START Records supplied

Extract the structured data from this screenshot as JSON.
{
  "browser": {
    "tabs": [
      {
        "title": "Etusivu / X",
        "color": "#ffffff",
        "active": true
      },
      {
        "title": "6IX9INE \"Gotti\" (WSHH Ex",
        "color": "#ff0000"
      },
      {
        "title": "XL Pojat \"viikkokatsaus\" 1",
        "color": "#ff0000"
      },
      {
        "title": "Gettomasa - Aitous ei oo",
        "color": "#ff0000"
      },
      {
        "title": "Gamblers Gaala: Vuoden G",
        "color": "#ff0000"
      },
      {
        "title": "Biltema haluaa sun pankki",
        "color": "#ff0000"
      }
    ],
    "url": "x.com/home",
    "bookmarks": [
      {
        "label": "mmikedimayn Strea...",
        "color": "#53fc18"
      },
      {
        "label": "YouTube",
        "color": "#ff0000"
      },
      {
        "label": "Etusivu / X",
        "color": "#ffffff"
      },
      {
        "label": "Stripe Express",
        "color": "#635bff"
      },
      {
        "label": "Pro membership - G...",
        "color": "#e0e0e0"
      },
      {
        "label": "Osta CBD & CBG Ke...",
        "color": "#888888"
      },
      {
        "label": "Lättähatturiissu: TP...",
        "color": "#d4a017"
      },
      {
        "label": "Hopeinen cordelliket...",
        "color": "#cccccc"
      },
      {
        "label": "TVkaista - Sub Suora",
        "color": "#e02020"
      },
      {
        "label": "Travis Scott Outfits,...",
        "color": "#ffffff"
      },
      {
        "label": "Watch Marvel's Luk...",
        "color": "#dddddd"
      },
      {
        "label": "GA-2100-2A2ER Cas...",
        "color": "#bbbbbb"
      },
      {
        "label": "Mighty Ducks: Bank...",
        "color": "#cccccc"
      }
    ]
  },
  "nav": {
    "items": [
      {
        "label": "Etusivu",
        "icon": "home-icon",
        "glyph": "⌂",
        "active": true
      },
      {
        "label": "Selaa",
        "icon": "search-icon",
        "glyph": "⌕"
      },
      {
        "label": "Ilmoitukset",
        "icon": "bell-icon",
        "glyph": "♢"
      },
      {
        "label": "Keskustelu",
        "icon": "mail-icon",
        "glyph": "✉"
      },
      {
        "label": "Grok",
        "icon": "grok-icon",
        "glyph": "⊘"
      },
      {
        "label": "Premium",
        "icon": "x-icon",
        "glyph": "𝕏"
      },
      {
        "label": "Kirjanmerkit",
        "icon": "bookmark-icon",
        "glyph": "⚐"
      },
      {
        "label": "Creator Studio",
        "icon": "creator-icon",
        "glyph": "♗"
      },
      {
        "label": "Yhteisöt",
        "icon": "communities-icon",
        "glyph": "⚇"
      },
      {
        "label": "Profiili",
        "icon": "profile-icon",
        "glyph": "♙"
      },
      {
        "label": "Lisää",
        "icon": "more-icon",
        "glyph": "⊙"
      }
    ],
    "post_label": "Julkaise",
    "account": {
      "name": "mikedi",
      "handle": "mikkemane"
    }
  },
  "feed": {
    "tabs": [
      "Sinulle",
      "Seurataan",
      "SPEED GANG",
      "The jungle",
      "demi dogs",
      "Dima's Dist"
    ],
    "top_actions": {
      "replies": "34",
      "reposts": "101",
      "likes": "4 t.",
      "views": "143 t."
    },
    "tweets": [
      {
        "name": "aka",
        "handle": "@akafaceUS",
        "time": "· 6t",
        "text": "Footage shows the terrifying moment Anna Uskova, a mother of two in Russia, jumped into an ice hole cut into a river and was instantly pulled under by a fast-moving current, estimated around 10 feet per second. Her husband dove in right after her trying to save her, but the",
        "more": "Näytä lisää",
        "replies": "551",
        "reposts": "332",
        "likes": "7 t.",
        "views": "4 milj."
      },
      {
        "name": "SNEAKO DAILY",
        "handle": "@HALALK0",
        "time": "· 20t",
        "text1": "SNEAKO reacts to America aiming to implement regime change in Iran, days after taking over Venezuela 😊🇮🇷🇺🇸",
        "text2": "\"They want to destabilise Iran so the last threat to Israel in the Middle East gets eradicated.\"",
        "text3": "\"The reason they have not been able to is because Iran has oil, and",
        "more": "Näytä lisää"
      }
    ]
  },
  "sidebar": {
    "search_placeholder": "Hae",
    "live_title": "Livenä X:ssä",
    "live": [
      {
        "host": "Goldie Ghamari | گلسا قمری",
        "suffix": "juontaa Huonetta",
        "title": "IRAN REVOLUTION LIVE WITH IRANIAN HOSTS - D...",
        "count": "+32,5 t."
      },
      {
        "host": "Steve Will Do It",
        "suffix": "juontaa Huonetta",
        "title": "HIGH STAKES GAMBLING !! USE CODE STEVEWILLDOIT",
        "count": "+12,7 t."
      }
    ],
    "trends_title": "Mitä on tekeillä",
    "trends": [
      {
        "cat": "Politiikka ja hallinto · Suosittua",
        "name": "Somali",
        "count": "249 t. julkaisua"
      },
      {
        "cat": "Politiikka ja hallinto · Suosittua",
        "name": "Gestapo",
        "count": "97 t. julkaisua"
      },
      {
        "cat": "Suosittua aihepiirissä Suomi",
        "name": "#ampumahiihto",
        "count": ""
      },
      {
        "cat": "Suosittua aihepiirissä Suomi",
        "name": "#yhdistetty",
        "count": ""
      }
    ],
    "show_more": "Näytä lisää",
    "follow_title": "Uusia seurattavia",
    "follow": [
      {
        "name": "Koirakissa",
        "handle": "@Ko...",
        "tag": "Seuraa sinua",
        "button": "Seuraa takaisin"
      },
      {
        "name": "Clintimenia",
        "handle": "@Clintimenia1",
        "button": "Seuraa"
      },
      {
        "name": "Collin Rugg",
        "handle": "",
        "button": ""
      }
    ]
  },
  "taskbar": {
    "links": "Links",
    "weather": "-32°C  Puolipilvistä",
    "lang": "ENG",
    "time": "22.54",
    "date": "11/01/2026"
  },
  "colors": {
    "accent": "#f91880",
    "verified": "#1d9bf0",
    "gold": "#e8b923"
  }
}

END Records supplied

**Aim**
Return every record, word for word.

**Exercise response**
Extract the structured data from this screenshot as JSON.
{
  "browser": {
    "tabs": [
      {
        "title": "Etusivu / X",
        "color": "#ffffff",
        "active": true
      },
      {
        "title": "6IX9INE \"Gotti\" (WSHH Ex",
        "color": "#ff0000"
      },
      {
        "title": "XL Pojat \"viikkokatsaus\" 1",
        "color": "#ff0000"
      },
      {
        "title": "Gettomasa - Aitous ei oo",
        "color": "#ff0000"
      },
      {
        "title": "Gamblers Gaala: Vuoden G",
        "color": "#ff0000"
      },
      {
        "title": "Biltema haluaa sun pankki",
        "color": "#ff0000"
      }
    ],
    "url": "x.com/home",
    "bookmarks": [
      {
        "label": "mmikedimayn Strea...",
        "color": "#53fc18"
      },
      {
        "label": "YouTube",
        "color": "#ff0000"
      },
      {
        "label": "Etusivu / X",
        "color": "#ffffff"
      },
      {
        "label": "Stripe Express",
        "color": "#635bff"
      },
      {
        "label": "Pro membership - G...",
        "color": "#e0e0e0"
      },
      {
        "label": "Osta CBD & CBG Ke...",
        "color": "#888888"
      },
      {
        "label": "Lättähatturiissu: TP...",
        "color": "#d4a017"
      },
      {
        "label": "Hopeinen cordelliket...",
        "color": "#cccccc"
      },
      {
        "label": "TVkaista - Sub Suora",
        "color": "#e02020"
      },
      {
        "label": "Travis Scott Outfits,...",
        "color": "#ffffff"
      },
      {
        "label": "Watch Marvel's Luk...",
        "color": "#dddddd"
      },
      {
        "label": "GA-2100-2A2ER Cas...",
        "color": "#bbbbbb"
      },
      {
        "label": "Mighty Ducks: Bank...",
        "color": "#cccccc"
      }
    ]
  },
  "nav": {
    "items": [
      {
        "label": "Etusivu",
        "icon": "home-icon",
        "glyph": "⌂",
        "active": true
      },
      {
        "label": "Selaa",
        "icon": "search-icon",
        "glyph": "⌕"
      },
      {
        "label": "Ilmoitukset",
        "icon": "bell-icon",
        "glyph": "♢"
      },
      {
        "label": "Keskustelu",
        "icon": "mail-icon",
        "glyph": "✉"
      },
      {
        "label": "Grok",
        "icon": "grok-icon",
        "glyph": "⊘"
      },
      {
        "label": "Premium",
        "icon": "x-icon",
        "glyph": "𝕏"
      },
      {
        "label": "Kirjanmerkit",
        "icon": "bookmark-icon",
        "glyph": "⚐"
      },
      {
        "label": "Creator Studio",
        "icon": "creator-icon",
        "glyph": "♗"
      },
      {
        "label": "Yhteisöt",
        "icon": "communities-icon",
        "glyph": "⚇"
      },
      {
        "label": "Profiili",
        "icon": "profile-icon",
        "glyph": "♙"
      },
      {
        "label": "Lisää",
        "icon": "more-icon",
        "glyph": "⊙"
      }
    ],
    "post_label": "Julkaise",
    "account": {
      "name": "mikedi",
      "handle": "mikkemane"
    }
  },
  "feed": {
    "tabs": [
      "Sinulle",
      "Seurataan",
      "SPEED GANG",
      "The jungle",
      "demi dogs",
      "Dima's Dist"
    ],
    "top_actions": {
      "replies": "34",
      "reposts": "101",
      "likes": "4 t.",
      "views": "143 t."
    },
    "tweets": [
      {
        "name": "aka",
        "handle": "@akafaceUS",
        "time": "· 6t",
        "text": "Footage shows the terrifying moment Anna Uskova, a mother of two in Russia, jumped into an ice hole cut into a river and was instantly pulled under by a fast-moving current, estimated around 10 feet per second. Her husband dove in right after her trying to save her, but the",
        "more": "Näytä lisää",
        "replies": "551",
        "reposts": "332",
        "likes": "7 t.",
        "views": "4 milj."
      },
      {
        "name": "SNEAKO DAILY",
        "handle": "@HALALK0",
        "time": "· 20t",
        "text1": "SNEAKO reacts to America aiming to implement regime change in Iran, days after taking over Venezuela 😊🇮🇷🇺🇸",
        "text2": "\"They want to destabilise Iran so the last threat to Israel in the Middle East gets eradicated.\"",
        "text3": "\"The reason they have not been able to is because Iran has oil, and",
        "more": "Näytä lisää"
      }
    ]
  },
  "sidebar": {
    "search_placeholder": "Hae",
    "live_title": "Livenä X:ssä",
    "live": [
      {
        "host": "Goldie Ghamari | گلسا قمری",
        "suffix": "juontaa Huonetta",
        "title": "IRAN REVOLUTION LIVE WITH IRANIAN HOSTS - D...",
        "count": "+32,5 t."
      },
      {
        "host": "Steve Will Do It",
        "suffix": "juontaa Huonetta",
        "title": "HIGH STAKES GAMBLING !! USE CODE STEVEWILLDOIT",
        "count": "+12,7 t."
      }
    ],
    "trends_title": "Mitä on tekeillä",
    "trends": [
      {
        "cat": "Politiikka ja hallinto · Suosittua",
        "name": "Somali",
        "count": "249 t. julkaisua"
      },
      {
        "cat": "Politiikka ja hallinto · Suosittua",
        "name": "Gestapo",
        "count": "97 t. julkaisua"
      },
      {
        "cat": "Suosittua aihepiirissä Suomi",
        "name": "#ampumahiihto",
        "count": ""
      },
      {
        "cat": "Suosittua aihepiirissä Suomi",
        "name": "#yhdistetty",
        "count": ""
      }
    ],
    "show_more": "Näytä lisää",
    "follow_title": "Uusia seurattavia",
    "follow": [
      {
        "name": "Koirakissa",
        "handle": "@Ko...",
        "tag": "Seuraa sinua",
        "button": "Seuraa takaisin"
      },
      {
        "name": "Clintimenia",
        "handle": "@Clintimenia1",
        "button": "Seuraa"
      },
      {
        "name": "Collin Rugg",
        "handle": "",
        "button": ""
      }
    ]
  },
  "taskbar": {
    "links": "Links",
    "weather": "-32°C  Puolipilvistä",
    "lang": "ENG",
    "time": "22.54",
    "date": "11/01/2026"
  },
  "colors": {
    "accent": "#f91880",
    "verified": "#1d9bf0",
    "gold": "#e8b923"
  }
}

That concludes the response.